**WHAT IS NEEDED**
Copy out the stretch of lines from the line containing "text: 10 năm: [118, 104, 168, 122]" through the line containing "Localize all elements.", with both ends included and nothing changed.

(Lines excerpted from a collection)
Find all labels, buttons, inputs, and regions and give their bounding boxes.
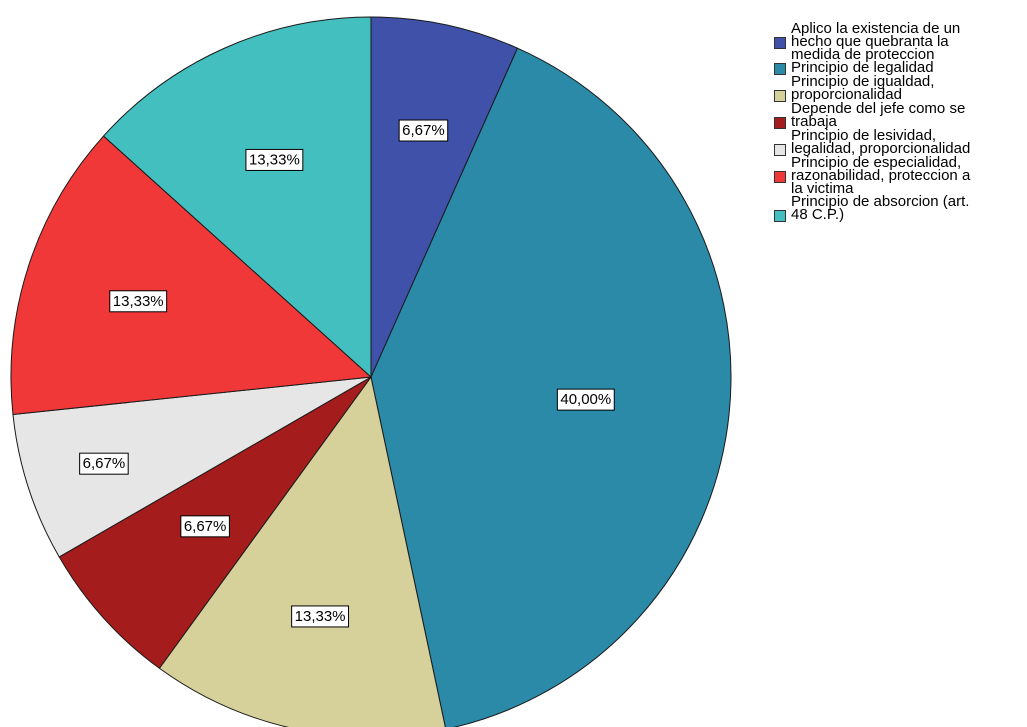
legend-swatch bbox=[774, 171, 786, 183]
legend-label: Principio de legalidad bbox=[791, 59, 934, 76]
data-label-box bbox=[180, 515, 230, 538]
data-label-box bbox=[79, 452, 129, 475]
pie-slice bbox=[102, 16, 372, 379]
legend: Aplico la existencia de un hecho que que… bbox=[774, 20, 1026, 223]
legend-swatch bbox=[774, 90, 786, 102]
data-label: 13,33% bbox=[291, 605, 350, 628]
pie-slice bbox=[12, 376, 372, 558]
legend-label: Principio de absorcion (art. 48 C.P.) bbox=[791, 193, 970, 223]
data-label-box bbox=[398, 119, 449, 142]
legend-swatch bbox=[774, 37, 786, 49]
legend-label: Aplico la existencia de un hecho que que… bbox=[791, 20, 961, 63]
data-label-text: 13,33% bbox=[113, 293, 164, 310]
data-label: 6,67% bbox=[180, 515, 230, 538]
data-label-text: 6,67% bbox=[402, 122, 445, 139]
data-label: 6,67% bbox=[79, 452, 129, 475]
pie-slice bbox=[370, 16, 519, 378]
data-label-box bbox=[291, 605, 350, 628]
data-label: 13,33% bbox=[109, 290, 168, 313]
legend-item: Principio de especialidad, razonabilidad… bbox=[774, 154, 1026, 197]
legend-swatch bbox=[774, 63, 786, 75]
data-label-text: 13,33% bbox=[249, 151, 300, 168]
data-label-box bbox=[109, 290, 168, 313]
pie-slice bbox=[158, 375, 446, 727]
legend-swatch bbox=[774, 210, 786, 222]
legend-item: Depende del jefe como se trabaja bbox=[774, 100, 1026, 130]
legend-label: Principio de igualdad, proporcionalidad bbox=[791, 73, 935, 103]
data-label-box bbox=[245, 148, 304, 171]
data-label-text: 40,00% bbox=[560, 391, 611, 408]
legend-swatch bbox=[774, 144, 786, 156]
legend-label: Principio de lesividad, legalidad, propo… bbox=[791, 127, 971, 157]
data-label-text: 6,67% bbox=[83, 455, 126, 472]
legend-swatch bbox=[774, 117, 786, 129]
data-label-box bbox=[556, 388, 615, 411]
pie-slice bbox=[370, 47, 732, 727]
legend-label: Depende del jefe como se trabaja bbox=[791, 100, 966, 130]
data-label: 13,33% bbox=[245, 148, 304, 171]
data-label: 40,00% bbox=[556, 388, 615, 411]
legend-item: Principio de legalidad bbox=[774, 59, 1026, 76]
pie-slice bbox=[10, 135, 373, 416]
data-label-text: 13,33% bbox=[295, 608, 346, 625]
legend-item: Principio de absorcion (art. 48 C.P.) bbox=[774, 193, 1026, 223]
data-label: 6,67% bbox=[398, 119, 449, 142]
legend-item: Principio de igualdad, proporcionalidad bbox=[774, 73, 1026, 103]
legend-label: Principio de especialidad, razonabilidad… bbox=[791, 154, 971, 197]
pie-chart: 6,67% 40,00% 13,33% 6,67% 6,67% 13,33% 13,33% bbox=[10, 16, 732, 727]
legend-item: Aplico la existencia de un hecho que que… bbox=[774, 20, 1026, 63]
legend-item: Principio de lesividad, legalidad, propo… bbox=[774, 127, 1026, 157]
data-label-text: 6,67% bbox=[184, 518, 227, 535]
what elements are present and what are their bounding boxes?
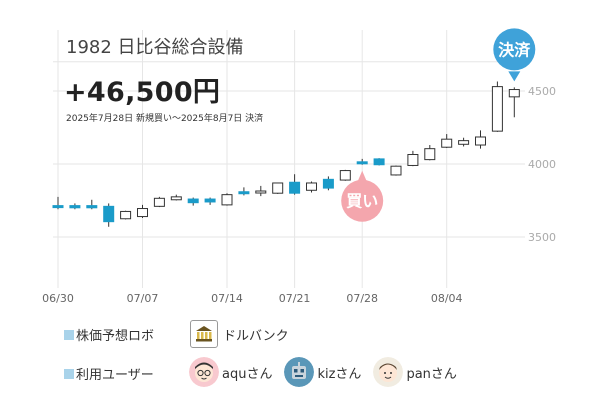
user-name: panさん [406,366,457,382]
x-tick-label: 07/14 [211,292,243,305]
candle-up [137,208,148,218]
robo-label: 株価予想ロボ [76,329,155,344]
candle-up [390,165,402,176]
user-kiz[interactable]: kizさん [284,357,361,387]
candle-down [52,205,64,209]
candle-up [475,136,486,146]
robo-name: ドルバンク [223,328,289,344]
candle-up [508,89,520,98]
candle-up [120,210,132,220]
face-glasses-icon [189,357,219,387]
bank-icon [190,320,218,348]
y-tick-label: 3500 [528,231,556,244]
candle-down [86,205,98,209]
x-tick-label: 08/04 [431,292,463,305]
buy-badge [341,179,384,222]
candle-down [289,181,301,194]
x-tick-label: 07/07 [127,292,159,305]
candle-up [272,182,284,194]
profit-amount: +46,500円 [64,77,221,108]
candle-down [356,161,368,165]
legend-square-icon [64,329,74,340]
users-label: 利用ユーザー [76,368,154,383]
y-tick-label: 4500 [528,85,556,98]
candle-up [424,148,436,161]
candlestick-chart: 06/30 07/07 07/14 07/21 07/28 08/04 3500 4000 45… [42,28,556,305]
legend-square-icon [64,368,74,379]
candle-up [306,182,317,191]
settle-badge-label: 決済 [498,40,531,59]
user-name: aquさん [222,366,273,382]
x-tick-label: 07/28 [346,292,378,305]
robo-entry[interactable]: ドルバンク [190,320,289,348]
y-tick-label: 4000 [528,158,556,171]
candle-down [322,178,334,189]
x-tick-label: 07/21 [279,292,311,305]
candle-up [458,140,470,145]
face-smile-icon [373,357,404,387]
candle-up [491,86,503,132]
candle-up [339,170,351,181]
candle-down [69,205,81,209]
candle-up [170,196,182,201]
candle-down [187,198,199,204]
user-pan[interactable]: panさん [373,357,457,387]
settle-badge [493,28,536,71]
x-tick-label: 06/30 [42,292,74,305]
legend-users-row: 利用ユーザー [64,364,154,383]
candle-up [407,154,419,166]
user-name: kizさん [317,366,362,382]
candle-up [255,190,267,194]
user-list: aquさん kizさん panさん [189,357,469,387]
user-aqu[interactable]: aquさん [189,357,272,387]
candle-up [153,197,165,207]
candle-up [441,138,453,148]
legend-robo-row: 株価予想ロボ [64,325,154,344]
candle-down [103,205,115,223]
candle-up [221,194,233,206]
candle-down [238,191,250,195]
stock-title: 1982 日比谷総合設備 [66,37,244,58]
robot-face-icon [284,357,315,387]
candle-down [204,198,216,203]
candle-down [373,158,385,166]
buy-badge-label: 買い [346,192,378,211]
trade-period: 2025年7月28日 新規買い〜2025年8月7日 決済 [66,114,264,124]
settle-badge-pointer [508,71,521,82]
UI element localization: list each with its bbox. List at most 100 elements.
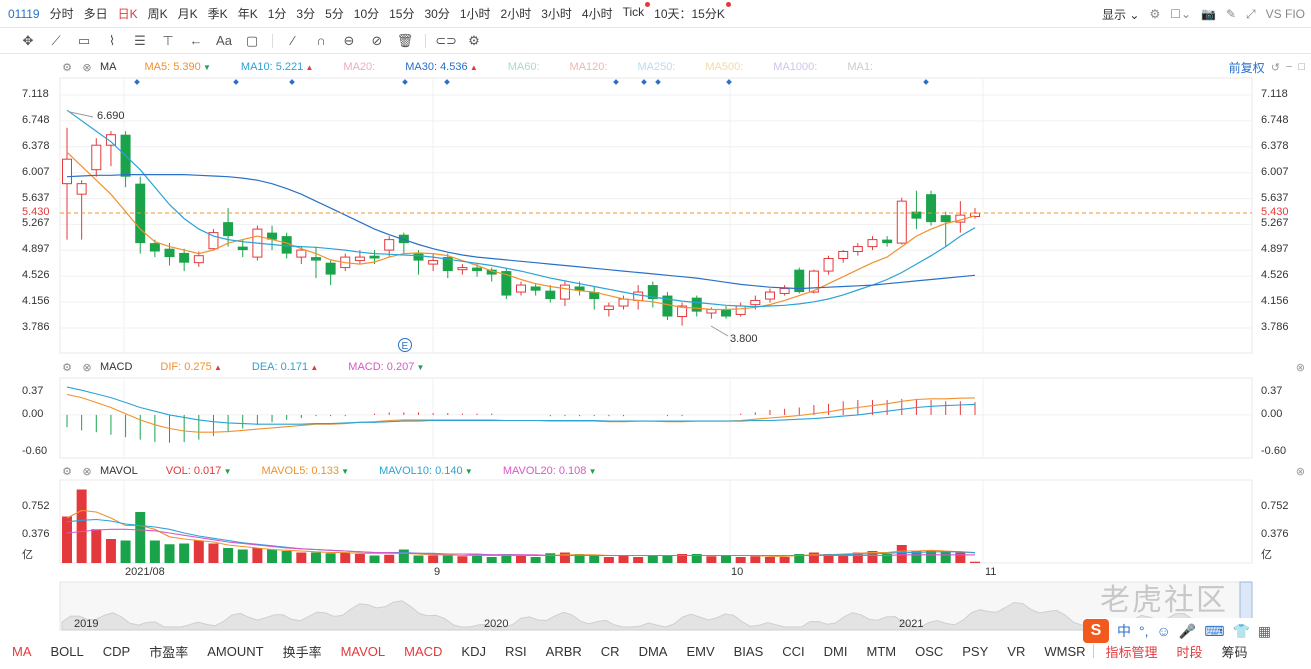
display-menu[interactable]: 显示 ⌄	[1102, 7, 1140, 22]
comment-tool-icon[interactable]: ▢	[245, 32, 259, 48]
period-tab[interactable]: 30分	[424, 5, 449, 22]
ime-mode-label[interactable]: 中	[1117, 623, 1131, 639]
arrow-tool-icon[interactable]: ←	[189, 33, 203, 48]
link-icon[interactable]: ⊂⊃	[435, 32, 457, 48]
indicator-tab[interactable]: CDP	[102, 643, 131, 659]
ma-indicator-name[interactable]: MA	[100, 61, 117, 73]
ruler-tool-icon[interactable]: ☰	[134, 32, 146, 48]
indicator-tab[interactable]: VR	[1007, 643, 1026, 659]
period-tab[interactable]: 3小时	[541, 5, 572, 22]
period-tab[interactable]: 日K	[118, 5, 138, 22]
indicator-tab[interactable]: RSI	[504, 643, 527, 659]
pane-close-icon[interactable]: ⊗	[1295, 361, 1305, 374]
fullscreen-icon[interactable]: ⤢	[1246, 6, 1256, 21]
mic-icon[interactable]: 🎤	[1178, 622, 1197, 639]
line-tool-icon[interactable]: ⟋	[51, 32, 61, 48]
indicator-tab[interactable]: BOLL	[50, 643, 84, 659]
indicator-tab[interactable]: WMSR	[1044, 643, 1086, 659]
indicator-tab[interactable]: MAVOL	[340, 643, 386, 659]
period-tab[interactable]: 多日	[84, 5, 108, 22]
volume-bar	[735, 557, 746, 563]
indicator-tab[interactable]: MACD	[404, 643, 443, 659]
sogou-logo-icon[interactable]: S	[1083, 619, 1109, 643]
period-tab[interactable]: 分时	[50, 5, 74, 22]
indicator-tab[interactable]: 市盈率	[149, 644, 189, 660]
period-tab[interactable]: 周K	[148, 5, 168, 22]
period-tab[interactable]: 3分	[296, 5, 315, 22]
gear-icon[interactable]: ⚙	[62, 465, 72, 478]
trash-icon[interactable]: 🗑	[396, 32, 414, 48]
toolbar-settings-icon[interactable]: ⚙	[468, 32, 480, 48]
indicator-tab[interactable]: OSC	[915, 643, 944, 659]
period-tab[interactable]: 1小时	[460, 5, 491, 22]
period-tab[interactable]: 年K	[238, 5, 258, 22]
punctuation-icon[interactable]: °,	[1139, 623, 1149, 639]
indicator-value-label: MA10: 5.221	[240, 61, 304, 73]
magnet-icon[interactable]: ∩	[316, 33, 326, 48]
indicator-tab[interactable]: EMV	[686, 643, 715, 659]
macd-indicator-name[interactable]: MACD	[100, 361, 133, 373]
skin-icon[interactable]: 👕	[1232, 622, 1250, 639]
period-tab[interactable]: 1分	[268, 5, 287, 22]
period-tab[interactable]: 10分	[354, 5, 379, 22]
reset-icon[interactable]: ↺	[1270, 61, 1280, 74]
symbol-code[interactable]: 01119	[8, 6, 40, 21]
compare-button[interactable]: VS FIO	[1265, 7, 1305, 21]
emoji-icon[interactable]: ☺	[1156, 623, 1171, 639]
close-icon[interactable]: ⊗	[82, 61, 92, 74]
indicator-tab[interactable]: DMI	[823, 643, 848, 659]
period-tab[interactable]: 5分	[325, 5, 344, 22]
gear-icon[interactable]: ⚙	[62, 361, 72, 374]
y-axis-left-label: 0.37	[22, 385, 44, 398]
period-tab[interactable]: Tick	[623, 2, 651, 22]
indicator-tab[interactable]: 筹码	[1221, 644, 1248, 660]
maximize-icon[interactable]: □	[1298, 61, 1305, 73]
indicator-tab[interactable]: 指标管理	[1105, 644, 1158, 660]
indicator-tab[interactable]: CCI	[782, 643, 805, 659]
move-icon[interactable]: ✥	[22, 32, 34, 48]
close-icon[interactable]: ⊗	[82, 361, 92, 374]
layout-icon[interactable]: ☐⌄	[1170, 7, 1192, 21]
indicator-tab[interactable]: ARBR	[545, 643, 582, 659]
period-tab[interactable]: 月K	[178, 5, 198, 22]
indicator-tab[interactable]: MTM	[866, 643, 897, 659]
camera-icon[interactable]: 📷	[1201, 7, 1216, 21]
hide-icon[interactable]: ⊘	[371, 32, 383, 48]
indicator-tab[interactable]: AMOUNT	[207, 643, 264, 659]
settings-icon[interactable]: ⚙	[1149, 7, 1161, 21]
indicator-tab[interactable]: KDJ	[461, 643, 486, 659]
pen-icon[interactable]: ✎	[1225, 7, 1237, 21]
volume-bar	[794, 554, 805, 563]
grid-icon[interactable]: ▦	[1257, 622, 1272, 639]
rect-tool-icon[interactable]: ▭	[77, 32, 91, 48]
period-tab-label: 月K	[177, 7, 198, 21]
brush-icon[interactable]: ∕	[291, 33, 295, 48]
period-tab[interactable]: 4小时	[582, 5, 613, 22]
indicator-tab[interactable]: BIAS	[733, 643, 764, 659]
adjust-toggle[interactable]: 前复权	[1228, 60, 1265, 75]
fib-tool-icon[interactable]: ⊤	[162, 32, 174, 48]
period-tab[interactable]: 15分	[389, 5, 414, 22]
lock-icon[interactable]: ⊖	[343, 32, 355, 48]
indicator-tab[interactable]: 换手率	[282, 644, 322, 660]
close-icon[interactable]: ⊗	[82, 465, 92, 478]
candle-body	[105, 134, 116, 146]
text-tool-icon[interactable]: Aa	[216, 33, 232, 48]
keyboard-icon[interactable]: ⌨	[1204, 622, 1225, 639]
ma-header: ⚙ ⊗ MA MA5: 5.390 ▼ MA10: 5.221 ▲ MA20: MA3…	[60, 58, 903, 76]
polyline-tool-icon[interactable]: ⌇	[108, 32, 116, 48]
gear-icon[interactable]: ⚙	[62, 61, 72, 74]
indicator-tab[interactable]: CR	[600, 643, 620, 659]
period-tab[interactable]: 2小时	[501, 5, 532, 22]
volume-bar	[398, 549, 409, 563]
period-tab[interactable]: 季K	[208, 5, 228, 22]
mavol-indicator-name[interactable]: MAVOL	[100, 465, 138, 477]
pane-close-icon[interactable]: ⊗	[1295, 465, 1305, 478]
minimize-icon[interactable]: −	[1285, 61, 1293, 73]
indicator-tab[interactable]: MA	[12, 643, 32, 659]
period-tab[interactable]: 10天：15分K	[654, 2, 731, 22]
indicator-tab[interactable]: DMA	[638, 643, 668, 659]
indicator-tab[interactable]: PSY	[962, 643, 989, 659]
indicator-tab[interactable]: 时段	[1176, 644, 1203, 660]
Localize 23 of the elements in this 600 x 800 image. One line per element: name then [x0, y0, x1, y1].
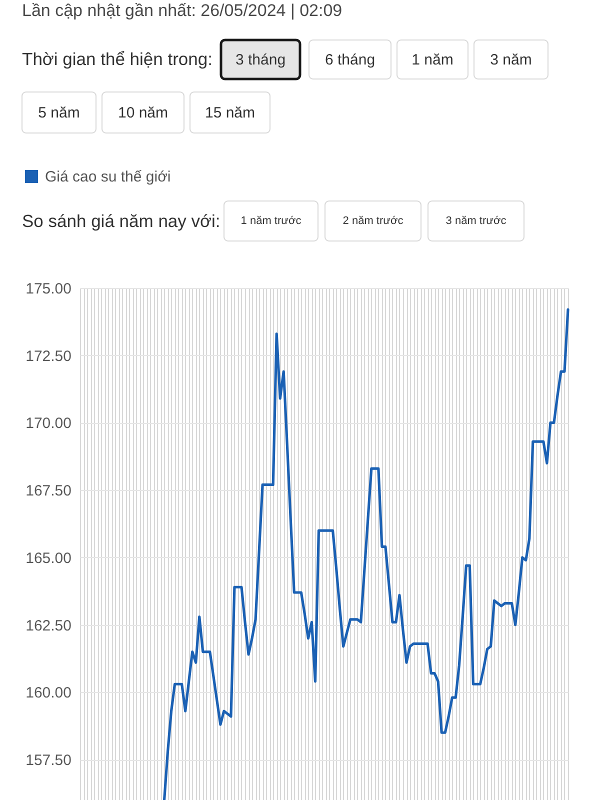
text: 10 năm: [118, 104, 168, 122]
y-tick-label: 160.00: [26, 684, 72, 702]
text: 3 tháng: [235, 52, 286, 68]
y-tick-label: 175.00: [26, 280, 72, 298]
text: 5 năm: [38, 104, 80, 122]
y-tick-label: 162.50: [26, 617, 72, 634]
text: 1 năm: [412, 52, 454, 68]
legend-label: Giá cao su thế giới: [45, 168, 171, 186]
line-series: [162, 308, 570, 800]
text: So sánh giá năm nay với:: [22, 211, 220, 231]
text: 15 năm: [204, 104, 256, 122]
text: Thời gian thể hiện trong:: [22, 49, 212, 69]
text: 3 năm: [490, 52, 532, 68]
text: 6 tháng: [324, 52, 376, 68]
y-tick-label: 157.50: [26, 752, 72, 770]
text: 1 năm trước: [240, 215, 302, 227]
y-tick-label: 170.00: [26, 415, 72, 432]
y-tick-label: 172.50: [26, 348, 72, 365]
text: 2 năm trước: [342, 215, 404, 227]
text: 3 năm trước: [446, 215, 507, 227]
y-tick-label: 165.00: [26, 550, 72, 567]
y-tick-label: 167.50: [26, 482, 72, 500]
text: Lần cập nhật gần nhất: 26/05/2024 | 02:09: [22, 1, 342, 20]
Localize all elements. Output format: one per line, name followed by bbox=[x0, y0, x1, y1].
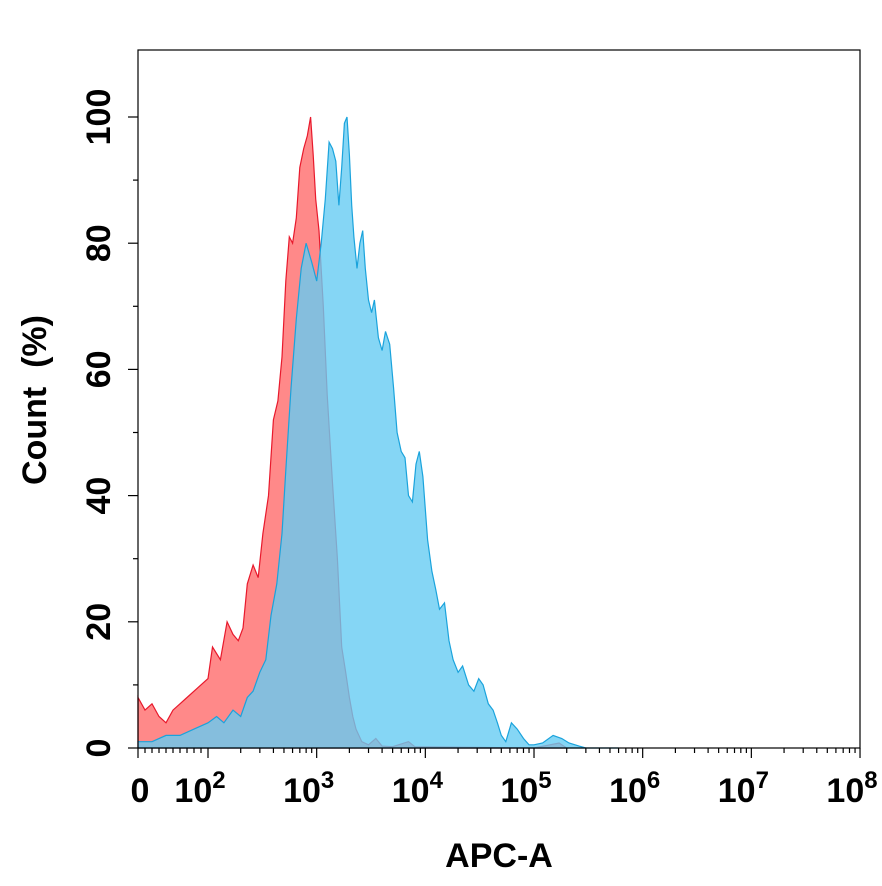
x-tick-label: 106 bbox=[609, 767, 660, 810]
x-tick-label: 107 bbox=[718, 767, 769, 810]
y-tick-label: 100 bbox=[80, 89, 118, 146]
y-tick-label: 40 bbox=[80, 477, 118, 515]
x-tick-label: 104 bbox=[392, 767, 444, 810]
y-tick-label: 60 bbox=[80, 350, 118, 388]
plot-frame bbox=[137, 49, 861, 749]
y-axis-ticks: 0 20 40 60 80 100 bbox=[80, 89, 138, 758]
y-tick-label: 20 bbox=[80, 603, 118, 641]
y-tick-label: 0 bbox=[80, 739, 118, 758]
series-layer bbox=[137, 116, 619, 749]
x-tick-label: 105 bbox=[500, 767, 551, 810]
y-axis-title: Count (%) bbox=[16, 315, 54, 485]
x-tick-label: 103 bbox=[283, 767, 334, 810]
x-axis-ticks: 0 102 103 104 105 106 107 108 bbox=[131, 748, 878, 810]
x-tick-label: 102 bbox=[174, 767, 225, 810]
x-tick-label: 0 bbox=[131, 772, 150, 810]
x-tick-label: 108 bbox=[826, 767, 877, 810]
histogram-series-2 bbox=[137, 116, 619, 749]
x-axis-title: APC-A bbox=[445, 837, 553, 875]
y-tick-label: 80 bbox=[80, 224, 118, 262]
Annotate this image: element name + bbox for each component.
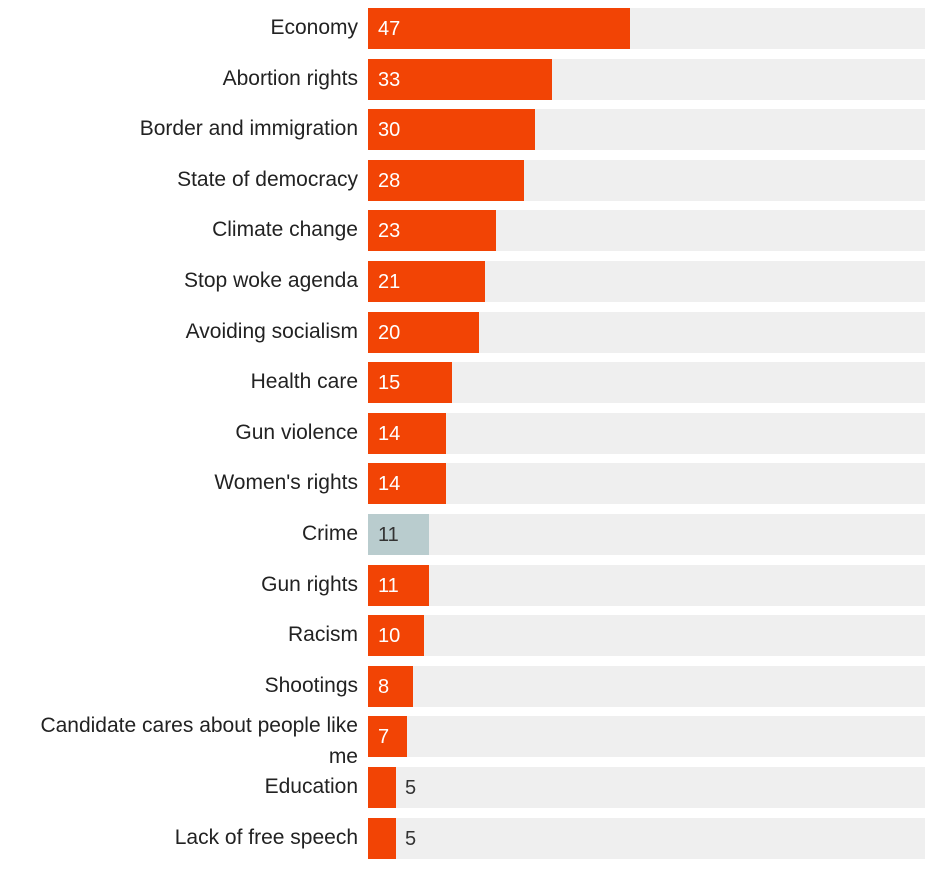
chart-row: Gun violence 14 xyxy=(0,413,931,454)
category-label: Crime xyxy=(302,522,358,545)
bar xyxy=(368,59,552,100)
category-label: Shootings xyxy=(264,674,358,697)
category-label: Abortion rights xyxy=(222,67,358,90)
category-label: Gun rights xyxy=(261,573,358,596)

**THE SOLUTION**
text: 10 năm: [118, 104, 168, 122]
y-tick-label: 160.00: [26, 684, 72, 702]
text: 3 tháng: [235, 52, 286, 68]
y-tick-label: 175.00: [26, 280, 72, 298]
text: 5 năm: [38, 104, 80, 122]
y-tick-label: 162.50: [26, 617, 72, 634]
text: 1 năm: [412, 52, 454, 68]
legend-label: Giá cao su thế giới: [45, 168, 171, 186]
line-series: [162, 308, 570, 800]
text: So sánh giá năm nay với:: [22, 211, 220, 231]
text: 15 năm: [204, 104, 256, 122]
text: Thời gian thể hiện trong:: [22, 49, 212, 69]
text: 3 năm: [490, 52, 532, 68]
text: 6 tháng: [324, 52, 376, 68]
y-tick-label: 157.50: [26, 752, 72, 770]
text: 1 năm trước: [240, 215, 302, 227]
y-tick-label: 170.00: [26, 415, 72, 432]
y-tick-label: 172.50: [26, 348, 72, 365]
text: 2 năm trước: [342, 215, 404, 227]
text: 3 năm trước: [446, 215, 507, 227]
y-tick-label: 165.00: [26, 550, 72, 567]
y-tick-label: 167.50: [26, 482, 72, 500]
text: Lần cập nhật gần nhất: 26/05/2024 | 02:09: [22, 1, 342, 20]
Localize all elements. Output format: one per line, name followed by bbox=[x0, y0, x1, y1].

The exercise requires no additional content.